Short task
The records that follow are to be repeated exactly, with the pictures removed.

———

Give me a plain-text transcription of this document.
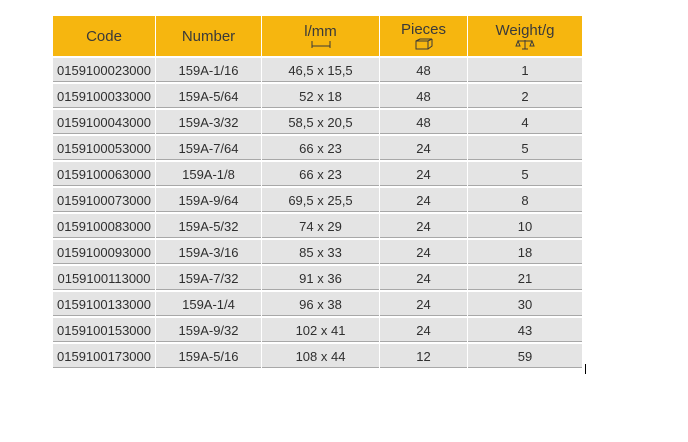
Code	Number	l/mm	Pieces	Weight/g

0159100023000	159A-1/16	46,5 x 15,5	48	1
0159100033000	159A-5/64	52 x 18	48	2
0159100043000	159A-3/32	58,5 x 20,5	48	4
0159100053000	159A-7/64	66 x 23	24	5
0159100063000	159A-1/8	66 x 23	24	5
0159100073000	159A-9/64	69,5 x 25,5	24	8
0159100083000	159A-5/32	74 x 29	24	10
0159100093000	159A-3/16	85 x 33	24	18
0159100113000	159A-7/32	91 x 36	24	21
0159100133000	159A-1/4	96 x 38	24	30
0159100153000	159A-9/32	102 x 41	24	43
0159100173000	159A-5/16	108 x 44	12	59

———

Answer to the exercise
Give me a plain-text transcription of this document.
Code	Number	l/mm	Pieces	Weight/g

0159100023000	159A-1/16	46,5 x 15,5	48	1
0159100033000	159A-5/64	52 x 18	48	2
0159100043000	159A-3/32	58,5 x 20,5	48	4
0159100053000	159A-7/64	66 x 23	24	5
0159100063000	159A-1/8	66 x 23	24	5
0159100073000	159A-9/64	69,5 x 25,5	24	8
0159100083000	159A-5/32	74 x 29	24	10
0159100093000	159A-3/16	85 x 33	24	18
0159100113000	159A-7/32	91 x 36	24	21
0159100133000	159A-1/4	96 x 38	24	30
0159100153000	159A-9/32	102 x 41	24	43
0159100173000	159A-5/16	108 x 44	12	59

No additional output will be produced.